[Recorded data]
:::::
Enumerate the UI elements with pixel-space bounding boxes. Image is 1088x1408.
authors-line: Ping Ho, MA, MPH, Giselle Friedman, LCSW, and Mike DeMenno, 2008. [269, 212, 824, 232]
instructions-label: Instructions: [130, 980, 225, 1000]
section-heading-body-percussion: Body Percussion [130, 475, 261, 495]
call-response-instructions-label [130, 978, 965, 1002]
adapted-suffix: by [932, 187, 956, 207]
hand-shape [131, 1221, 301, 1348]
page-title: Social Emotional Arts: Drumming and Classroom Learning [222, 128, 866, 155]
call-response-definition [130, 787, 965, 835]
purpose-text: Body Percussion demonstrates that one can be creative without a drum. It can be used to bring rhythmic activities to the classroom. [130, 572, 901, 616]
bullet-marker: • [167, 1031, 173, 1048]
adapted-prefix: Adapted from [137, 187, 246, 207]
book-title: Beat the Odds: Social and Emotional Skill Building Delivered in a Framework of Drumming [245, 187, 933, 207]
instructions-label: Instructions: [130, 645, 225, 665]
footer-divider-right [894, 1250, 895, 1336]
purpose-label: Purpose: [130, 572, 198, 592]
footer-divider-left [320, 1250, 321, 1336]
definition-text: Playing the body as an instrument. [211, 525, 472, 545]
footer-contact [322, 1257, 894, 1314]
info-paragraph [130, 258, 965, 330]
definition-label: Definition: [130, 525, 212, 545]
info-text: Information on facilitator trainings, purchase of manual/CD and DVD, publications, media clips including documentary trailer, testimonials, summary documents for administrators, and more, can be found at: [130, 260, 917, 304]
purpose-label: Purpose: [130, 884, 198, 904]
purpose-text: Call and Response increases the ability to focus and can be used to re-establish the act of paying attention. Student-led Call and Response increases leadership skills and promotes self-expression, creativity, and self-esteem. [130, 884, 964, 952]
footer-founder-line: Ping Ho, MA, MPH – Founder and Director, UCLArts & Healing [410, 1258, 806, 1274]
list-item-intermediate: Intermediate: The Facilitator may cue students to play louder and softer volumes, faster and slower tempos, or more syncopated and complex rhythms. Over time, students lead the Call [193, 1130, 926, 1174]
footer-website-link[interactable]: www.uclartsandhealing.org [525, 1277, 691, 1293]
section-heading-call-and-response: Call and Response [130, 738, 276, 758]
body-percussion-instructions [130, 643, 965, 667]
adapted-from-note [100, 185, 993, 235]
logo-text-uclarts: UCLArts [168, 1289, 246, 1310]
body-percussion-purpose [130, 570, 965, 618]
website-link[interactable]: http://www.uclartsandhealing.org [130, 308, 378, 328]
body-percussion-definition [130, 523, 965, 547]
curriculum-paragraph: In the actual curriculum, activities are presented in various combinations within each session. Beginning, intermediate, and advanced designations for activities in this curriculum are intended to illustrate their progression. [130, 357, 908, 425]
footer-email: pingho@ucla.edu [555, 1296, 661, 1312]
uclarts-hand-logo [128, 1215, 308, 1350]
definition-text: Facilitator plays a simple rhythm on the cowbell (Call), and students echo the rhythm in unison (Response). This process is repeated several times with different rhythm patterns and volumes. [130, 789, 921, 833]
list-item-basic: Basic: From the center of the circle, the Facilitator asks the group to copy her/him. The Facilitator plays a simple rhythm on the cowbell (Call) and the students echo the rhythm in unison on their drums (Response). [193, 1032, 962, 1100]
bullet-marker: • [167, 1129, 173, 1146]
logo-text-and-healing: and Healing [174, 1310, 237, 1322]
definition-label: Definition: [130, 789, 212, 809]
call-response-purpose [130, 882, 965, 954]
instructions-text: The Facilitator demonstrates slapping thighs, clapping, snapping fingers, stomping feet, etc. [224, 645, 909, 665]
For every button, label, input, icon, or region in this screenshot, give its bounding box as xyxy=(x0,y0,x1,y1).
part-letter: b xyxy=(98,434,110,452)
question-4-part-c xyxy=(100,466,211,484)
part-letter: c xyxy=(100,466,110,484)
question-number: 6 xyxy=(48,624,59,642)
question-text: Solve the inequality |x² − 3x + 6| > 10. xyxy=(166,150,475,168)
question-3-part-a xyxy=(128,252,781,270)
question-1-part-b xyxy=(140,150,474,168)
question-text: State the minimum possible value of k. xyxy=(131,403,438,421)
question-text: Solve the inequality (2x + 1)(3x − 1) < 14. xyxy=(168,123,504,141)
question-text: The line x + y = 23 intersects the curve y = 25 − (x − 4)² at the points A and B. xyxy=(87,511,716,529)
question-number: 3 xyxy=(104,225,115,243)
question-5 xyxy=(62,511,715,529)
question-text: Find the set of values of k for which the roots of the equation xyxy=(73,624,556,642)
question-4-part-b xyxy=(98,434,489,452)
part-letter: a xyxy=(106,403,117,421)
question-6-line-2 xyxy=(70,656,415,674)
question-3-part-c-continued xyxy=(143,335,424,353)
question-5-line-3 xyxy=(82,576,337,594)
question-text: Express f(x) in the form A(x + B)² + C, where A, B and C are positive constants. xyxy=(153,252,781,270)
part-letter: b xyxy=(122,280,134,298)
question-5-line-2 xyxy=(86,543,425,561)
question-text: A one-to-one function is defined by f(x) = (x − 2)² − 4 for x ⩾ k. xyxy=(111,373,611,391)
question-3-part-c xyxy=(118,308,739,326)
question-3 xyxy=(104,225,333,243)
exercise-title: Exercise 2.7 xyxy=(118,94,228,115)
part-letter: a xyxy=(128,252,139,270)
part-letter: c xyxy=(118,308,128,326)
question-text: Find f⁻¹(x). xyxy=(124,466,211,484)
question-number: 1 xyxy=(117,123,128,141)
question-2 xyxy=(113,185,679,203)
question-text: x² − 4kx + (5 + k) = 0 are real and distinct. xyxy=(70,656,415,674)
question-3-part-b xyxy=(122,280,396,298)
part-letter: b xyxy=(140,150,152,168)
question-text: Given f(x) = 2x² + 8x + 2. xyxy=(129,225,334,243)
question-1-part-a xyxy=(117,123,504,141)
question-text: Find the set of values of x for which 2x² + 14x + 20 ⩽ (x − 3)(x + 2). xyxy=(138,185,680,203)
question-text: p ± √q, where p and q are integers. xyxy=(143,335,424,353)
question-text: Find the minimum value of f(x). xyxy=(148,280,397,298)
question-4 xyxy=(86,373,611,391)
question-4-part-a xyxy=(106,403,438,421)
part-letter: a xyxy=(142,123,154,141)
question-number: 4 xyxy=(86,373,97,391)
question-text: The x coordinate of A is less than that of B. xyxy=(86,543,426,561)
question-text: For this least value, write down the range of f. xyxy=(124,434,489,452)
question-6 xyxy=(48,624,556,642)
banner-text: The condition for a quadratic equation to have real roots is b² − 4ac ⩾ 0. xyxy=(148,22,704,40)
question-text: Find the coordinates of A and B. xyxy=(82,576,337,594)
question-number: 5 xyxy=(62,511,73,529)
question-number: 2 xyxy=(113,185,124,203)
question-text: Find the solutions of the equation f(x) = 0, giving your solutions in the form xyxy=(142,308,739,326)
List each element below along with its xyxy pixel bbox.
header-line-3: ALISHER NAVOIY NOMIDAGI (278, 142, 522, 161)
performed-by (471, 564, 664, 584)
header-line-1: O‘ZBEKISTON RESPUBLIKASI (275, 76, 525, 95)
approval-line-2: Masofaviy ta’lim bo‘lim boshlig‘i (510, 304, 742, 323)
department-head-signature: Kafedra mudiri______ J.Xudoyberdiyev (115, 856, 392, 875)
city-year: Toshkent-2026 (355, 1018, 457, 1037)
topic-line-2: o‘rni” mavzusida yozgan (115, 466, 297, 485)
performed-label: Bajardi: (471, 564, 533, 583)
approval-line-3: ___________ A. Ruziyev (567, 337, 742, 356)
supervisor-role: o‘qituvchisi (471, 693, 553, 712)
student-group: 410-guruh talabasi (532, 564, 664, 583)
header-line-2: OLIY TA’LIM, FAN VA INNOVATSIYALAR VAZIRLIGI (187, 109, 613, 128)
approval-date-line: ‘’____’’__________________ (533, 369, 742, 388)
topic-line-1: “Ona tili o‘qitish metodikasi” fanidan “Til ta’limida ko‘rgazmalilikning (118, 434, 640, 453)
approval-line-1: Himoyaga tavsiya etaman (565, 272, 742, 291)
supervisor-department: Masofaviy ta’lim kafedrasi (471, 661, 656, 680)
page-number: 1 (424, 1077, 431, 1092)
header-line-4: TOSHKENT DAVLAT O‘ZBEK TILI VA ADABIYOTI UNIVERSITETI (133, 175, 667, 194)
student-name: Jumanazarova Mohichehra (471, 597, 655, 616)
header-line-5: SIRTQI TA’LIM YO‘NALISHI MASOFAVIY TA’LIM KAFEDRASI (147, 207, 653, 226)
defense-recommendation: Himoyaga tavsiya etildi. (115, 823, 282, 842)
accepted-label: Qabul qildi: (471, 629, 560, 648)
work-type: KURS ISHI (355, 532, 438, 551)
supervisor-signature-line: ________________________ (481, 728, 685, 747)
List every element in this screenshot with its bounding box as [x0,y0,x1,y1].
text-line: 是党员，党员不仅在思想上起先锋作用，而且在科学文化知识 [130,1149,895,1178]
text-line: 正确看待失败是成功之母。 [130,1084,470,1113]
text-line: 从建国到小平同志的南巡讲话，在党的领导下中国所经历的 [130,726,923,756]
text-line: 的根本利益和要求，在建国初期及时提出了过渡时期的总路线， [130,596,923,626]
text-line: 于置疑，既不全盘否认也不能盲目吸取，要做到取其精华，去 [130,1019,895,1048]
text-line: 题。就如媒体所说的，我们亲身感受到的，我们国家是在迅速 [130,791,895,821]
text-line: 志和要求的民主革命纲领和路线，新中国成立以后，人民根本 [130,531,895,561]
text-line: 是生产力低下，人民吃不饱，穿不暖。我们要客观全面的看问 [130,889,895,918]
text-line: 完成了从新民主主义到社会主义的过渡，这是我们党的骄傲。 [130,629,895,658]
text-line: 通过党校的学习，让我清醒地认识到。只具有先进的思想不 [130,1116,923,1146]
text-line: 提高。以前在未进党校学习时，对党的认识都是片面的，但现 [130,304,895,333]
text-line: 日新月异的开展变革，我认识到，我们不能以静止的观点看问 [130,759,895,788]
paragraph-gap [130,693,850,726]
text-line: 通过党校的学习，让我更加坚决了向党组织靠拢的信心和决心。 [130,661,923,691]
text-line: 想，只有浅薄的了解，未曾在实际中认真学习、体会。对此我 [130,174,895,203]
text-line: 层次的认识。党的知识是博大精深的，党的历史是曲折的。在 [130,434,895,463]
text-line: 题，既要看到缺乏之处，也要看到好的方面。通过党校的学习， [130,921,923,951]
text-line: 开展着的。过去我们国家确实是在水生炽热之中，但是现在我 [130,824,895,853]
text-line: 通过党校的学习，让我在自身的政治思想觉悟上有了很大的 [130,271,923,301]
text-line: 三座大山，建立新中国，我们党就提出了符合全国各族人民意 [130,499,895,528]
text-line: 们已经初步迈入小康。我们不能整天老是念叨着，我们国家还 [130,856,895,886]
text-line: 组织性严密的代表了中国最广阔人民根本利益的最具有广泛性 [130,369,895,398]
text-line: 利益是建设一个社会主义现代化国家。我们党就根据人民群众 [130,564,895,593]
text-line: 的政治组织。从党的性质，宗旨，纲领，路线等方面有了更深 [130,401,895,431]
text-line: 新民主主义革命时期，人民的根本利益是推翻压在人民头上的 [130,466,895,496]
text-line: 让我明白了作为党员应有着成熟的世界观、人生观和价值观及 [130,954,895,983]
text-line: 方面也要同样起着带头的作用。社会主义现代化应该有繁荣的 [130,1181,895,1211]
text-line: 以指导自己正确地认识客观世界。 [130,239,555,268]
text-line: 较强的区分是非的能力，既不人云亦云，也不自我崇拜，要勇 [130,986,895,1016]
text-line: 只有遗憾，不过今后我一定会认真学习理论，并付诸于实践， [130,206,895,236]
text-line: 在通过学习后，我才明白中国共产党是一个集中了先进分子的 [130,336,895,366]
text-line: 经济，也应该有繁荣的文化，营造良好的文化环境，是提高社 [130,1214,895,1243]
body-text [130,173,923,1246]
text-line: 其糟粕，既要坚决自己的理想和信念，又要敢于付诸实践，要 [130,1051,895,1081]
:::::
• _WHAT TO WORK ON_
Reproduce everything from the first of the lines above down to the line containing "definition-label: Definition: [130, 525, 212, 545]", both included, without any change.

• _TASK OUTPUT_
Enumerate the UI elements with pixel-space bounding boxes. Image is 1088x1408.
authors-line: Ping Ho, MA, MPH, Giselle Friedman, LCSW, and Mike DeMenno, 2008. [269, 212, 824, 232]
instructions-label: Instructions: [130, 980, 225, 1000]
section-heading-body-percussion: Body Percussion [130, 475, 261, 495]
call-response-instructions-label [130, 978, 965, 1002]
adapted-suffix: by [932, 187, 956, 207]
hand-shape [131, 1221, 301, 1348]
page-title: Social Emotional Arts: Drumming and Classroom Learning [222, 128, 866, 155]
call-response-definition [130, 787, 965, 835]
purpose-text: Body Percussion demonstrates that one can be creative without a drum. It can be used to bring rhythmic activities to the classroom. [130, 572, 901, 616]
bullet-marker: • [167, 1031, 173, 1048]
adapted-prefix: Adapted from [137, 187, 246, 207]
book-title: Beat the Odds: Social and Emotional Skill Building Delivered in a Framework of Drumming [245, 187, 933, 207]
instructions-label: Instructions: [130, 645, 225, 665]
footer-divider-right [894, 1250, 895, 1336]
purpose-label: Purpose: [130, 572, 198, 592]
footer-divider-left [320, 1250, 321, 1336]
definition-text: Playing the body as an instrument. [211, 525, 472, 545]
footer-contact [322, 1257, 894, 1314]
info-paragraph [130, 258, 965, 330]
definition-label: Definition: [130, 525, 212, 545]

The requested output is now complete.